→ **Requirements**:
Quote the full listing word for word.

--- Provided material ---

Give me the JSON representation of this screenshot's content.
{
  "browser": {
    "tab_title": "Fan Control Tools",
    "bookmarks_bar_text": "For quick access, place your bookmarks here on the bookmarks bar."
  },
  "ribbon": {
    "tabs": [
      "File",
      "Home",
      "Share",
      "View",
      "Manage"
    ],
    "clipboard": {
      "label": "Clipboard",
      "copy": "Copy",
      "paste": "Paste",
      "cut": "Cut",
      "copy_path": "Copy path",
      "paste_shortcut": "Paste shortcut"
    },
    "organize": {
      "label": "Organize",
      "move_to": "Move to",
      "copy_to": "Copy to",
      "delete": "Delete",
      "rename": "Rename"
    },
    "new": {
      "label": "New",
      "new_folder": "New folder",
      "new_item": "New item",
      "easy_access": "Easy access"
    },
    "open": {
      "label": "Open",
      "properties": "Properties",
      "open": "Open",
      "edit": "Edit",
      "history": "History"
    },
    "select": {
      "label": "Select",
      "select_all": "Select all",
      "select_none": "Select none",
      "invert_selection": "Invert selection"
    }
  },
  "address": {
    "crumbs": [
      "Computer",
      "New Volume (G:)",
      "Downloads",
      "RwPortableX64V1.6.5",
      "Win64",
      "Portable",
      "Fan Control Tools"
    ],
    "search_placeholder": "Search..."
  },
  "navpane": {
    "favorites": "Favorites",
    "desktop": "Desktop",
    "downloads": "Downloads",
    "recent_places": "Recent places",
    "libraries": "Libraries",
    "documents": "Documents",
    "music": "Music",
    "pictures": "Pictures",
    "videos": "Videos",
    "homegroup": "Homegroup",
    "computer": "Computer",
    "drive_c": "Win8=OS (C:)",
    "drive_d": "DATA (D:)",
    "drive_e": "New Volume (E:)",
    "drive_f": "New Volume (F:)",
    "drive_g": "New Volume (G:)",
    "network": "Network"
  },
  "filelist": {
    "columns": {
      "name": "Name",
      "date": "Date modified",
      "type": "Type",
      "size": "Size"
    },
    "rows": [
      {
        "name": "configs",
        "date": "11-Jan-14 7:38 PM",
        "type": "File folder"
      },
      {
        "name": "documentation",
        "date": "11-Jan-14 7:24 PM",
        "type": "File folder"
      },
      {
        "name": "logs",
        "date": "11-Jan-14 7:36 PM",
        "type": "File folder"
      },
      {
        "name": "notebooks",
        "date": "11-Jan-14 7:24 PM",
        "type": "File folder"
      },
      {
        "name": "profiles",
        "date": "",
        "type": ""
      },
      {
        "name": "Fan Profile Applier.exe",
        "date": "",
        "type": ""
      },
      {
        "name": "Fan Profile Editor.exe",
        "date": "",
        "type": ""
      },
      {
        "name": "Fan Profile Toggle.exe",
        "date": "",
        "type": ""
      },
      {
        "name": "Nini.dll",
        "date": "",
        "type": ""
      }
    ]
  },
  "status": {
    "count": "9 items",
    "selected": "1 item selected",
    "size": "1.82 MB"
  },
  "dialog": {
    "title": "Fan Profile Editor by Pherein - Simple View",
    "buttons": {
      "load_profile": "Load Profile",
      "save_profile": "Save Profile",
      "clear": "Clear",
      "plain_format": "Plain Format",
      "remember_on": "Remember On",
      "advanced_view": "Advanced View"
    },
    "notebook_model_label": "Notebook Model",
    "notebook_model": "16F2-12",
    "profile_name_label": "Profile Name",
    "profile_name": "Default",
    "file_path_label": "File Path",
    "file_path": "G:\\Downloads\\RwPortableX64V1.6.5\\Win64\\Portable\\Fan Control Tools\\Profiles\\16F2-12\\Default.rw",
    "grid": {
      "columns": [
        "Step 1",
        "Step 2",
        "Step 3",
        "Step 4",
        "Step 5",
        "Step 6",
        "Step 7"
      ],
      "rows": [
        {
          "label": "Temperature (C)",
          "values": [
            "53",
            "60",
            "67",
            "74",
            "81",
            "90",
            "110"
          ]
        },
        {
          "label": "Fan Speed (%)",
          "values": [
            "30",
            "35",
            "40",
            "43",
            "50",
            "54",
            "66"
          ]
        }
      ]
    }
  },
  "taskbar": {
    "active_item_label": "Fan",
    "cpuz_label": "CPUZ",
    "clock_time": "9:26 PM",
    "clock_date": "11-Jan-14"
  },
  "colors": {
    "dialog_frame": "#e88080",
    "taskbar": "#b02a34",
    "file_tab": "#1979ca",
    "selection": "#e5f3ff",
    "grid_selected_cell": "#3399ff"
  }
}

---

→ **Response to this task**:
Give me the JSON representation of this screenshot's content.
{
  "browser": {
    "tab_title": "Fan Control Tools",
    "bookmarks_bar_text": "For quick access, place your bookmarks here on the bookmarks bar."
  },
  "ribbon": {
    "tabs": [
      "File",
      "Home",
      "Share",
      "View",
      "Manage"
    ],
    "clipboard": {
      "label": "Clipboard",
      "copy": "Copy",
      "paste": "Paste",
      "cut": "Cut",
      "copy_path": "Copy path",
      "paste_shortcut": "Paste shortcut"
    },
    "organize": {
      "label": "Organize",
      "move_to": "Move to",
      "copy_to": "Copy to",
      "delete": "Delete",
      "rename": "Rename"
    },
    "new": {
      "label": "New",
      "new_folder": "New folder",
      "new_item": "New item",
      "easy_access": "Easy access"
    },
    "open": {
      "label": "Open",
      "properties": "Properties",
      "open": "Open",
      "edit": "Edit",
      "history": "History"
    },
    "select": {
      "label": "Select",
      "select_all": "Select all",
      "select_none": "Select none",
      "invert_selection": "Invert selection"
    }
  },
  "address": {
    "crumbs": [
      "Computer",
      "New Volume (G:)",
      "Downloads",
      "RwPortableX64V1.6.5",
      "Win64",
      "Portable",
      "Fan Control Tools"
    ],
    "search_placeholder": "Search..."
  },
  "navpane": {
    "favorites": "Favorites",
    "desktop": "Desktop",
    "downloads": "Downloads",
    "recent_places": "Recent places",
    "libraries": "Libraries",
    "documents": "Documents",
    "music": "Music",
    "pictures": "Pictures",
    "videos": "Videos",
    "homegroup": "Homegroup",
    "computer": "Computer",
    "drive_c": "Win8=OS (C:)",
    "drive_d": "DATA (D:)",
    "drive_e": "New Volume (E:)",
    "drive_f": "New Volume (F:)",
    "drive_g": "New Volume (G:)",
    "network": "Network"
  },
  "filelist": {
    "columns": {
      "name": "Name",
      "date": "Date modified",
      "type": "Type",
      "size": "Size"
    },
    "rows": [
      {
        "name": "configs",
        "date": "11-Jan-14 7:38 PM",
        "type": "File folder"
      },
      {
        "name": "documentation",
        "date": "11-Jan-14 7:24 PM",
        "type": "File folder"
      },
      {
        "name": "logs",
        "date": "11-Jan-14 7:36 PM",
        "type": "File folder"
      },
      {
        "name": "notebooks",
        "date": "11-Jan-14 7:24 PM",
        "type": "File folder"
      },
      {
        "name": "profiles",
        "date": "",
        "type": ""
      },
      {
        "name": "Fan Profile Applier.exe",
        "date": "",
        "type": ""
      },
      {
        "name": "Fan Profile Editor.exe",
        "date": "",
        "type": ""
      },
      {
        "name": "Fan Profile Toggle.exe",
        "date": "",
        "type": ""
      },
      {
        "name": "Nini.dll",
        "date": "",
        "type": ""
      }
    ]
  },
  "status": {
    "count": "9 items",
    "selected": "1 item selected",
    "size": "1.82 MB"
  },
  "dialog": {
    "title": "Fan Profile Editor by Pherein - Simple View",
    "buttons": {
      "load_profile": "Load Profile",
      "save_profile": "Save Profile",
      "clear": "Clear",
      "plain_format": "Plain Format",
      "remember_on": "Remember On",
      "advanced_view": "Advanced View"
    },
    "notebook_model_label": "Notebook Model",
    "notebook_model": "16F2-12",
    "profile_name_label": "Profile Name",
    "profile_name": "Default",
    "file_path_label": "File Path",
    "file_path": "G:\\Downloads\\RwPortableX64V1.6.5\\Win64\\Portable\\Fan Control Tools\\Profiles\\16F2-12\\Default.rw",
    "grid": {
      "columns": [
        "Step 1",
        "Step 2",
        "Step 3",
        "Step 4",
        "Step 5",
        "Step 6",
        "Step 7"
      ],
      "rows": [
        {
          "label": "Temperature (C)",
          "values": [
            "53",
            "60",
            "67",
            "74",
            "81",
            "90",
            "110"
          ]
        },
        {
          "label": "Fan Speed (%)",
          "values": [
            "30",
            "35",
            "40",
            "43",
            "50",
            "54",
            "66"
          ]
        }
      ]
    }
  },
  "taskbar": {
    "active_item_label": "Fan",
    "cpuz_label": "CPUZ",
    "clock_time": "9:26 PM",
    "clock_date": "11-Jan-14"
  },
  "colors": {
    "dialog_frame": "#e88080",
    "taskbar": "#b02a34",
    "file_tab": "#1979ca",
    "selection": "#e5f3ff",
    "grid_selected_cell": "#3399ff"
  }
}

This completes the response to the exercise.